Figure collection entries:
=-=-=

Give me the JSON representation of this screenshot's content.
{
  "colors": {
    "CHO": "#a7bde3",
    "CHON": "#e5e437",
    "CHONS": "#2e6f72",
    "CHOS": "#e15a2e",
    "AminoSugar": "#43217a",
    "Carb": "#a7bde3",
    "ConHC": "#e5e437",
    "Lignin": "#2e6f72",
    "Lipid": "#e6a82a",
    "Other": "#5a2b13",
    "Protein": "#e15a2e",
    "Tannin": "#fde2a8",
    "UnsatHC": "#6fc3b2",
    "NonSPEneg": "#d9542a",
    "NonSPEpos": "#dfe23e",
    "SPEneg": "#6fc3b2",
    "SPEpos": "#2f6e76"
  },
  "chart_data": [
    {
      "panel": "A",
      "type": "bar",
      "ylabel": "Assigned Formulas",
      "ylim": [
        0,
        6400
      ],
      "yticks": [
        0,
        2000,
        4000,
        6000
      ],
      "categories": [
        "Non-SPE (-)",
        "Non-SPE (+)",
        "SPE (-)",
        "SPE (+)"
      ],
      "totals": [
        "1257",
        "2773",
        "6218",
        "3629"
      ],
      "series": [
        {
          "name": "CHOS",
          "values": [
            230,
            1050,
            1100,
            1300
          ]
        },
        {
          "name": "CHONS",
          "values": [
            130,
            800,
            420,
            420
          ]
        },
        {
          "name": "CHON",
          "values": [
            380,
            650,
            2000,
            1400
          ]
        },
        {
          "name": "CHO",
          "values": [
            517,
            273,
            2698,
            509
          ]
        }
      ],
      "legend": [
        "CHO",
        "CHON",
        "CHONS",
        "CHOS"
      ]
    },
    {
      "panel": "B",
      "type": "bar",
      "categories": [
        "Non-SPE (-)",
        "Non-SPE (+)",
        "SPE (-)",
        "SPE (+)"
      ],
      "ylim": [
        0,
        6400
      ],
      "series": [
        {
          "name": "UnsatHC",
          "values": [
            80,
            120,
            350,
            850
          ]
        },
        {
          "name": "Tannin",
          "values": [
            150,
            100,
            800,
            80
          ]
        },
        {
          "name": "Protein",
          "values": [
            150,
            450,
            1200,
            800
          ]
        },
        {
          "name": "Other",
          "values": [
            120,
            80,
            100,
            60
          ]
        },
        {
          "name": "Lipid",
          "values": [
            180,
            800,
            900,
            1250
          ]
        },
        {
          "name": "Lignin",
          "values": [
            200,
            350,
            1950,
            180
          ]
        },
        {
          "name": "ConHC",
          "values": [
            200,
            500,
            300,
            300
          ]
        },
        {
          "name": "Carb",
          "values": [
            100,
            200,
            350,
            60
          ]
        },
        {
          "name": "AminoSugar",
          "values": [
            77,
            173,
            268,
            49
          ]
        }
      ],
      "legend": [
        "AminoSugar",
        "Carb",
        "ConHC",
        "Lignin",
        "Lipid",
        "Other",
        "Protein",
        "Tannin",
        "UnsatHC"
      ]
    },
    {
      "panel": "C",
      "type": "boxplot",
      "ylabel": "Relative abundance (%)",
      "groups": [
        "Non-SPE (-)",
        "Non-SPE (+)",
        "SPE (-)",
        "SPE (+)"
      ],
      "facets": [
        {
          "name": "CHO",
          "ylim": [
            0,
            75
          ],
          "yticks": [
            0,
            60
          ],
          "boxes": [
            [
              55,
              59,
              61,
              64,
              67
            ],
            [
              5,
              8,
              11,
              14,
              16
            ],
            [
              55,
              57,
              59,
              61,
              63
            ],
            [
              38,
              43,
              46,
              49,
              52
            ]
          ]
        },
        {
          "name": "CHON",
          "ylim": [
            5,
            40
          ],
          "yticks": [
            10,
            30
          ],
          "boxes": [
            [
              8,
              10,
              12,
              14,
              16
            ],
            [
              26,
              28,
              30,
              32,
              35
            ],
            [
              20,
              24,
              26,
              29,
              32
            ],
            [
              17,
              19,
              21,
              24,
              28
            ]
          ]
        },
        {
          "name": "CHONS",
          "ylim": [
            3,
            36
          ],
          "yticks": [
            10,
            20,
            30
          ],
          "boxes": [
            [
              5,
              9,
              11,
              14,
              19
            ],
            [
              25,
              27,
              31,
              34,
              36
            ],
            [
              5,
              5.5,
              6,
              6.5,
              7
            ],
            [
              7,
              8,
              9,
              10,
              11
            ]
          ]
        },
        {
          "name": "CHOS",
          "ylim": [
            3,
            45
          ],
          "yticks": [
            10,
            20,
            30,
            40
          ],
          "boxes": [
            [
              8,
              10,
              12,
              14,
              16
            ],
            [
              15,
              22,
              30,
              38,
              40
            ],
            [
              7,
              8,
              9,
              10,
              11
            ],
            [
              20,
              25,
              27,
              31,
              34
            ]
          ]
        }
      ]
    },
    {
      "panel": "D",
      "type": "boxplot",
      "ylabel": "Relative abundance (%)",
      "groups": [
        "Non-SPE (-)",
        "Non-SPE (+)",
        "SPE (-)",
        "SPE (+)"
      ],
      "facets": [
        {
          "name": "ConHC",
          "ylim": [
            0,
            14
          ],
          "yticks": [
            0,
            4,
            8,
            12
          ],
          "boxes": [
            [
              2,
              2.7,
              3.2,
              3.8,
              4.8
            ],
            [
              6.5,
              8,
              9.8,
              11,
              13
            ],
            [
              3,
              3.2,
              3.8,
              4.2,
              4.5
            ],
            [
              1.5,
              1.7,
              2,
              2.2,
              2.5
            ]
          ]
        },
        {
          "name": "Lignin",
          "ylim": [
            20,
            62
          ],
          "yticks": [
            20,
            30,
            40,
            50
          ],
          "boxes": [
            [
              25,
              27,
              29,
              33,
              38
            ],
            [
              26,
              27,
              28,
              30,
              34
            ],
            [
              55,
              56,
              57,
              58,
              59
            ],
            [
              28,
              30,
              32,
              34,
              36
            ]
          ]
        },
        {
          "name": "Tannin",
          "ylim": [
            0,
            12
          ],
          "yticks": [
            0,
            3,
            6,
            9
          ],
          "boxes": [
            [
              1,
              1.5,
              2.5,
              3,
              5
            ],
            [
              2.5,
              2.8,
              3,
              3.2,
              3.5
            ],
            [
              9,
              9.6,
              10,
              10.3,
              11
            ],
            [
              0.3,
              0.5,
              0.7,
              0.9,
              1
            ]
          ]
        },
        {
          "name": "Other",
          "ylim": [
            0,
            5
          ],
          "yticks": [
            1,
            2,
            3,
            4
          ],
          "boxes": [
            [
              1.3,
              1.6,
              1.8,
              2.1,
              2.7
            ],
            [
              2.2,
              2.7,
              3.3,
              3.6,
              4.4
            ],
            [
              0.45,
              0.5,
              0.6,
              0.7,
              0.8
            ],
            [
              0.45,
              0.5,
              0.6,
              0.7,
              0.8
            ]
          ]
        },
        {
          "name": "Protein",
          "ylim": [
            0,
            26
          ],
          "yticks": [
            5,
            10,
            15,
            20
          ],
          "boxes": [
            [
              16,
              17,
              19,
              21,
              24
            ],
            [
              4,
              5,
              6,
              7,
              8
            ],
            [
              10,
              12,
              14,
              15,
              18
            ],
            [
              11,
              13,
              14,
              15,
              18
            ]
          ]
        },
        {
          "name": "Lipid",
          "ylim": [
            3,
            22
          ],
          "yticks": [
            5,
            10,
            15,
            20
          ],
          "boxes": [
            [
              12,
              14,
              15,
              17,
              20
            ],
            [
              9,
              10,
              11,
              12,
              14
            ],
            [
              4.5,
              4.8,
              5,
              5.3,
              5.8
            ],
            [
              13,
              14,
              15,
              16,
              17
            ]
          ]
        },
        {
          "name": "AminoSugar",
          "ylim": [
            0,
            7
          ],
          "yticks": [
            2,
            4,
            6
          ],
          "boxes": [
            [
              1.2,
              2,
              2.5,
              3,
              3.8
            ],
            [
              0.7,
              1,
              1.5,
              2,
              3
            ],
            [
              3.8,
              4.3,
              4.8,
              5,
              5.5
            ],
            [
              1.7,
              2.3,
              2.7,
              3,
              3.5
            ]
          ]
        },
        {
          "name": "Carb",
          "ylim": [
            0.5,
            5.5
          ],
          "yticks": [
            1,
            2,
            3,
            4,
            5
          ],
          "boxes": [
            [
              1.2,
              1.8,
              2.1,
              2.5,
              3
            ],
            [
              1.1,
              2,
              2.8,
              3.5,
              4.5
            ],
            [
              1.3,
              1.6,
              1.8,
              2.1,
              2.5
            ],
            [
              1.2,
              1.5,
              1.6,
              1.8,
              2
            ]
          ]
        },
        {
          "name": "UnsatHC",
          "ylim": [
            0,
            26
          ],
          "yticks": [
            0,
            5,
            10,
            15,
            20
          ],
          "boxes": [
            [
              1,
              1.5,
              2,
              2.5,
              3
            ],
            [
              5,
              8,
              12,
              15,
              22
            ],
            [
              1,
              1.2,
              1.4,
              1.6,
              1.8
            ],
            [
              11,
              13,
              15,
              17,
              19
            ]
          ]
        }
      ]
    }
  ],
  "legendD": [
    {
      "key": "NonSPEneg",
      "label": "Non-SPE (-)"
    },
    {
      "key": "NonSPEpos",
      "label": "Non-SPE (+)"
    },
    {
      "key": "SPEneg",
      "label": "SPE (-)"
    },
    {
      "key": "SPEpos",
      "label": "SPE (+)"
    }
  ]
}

=-=-=

§ **What is being asked**
Filter the entries above down to the lines that contain the word "CHONS".

§ **Response below**
    "CHONS": "#2e6f72",
          "name": "CHONS",
        "CHONS",
          "name": "CHONS",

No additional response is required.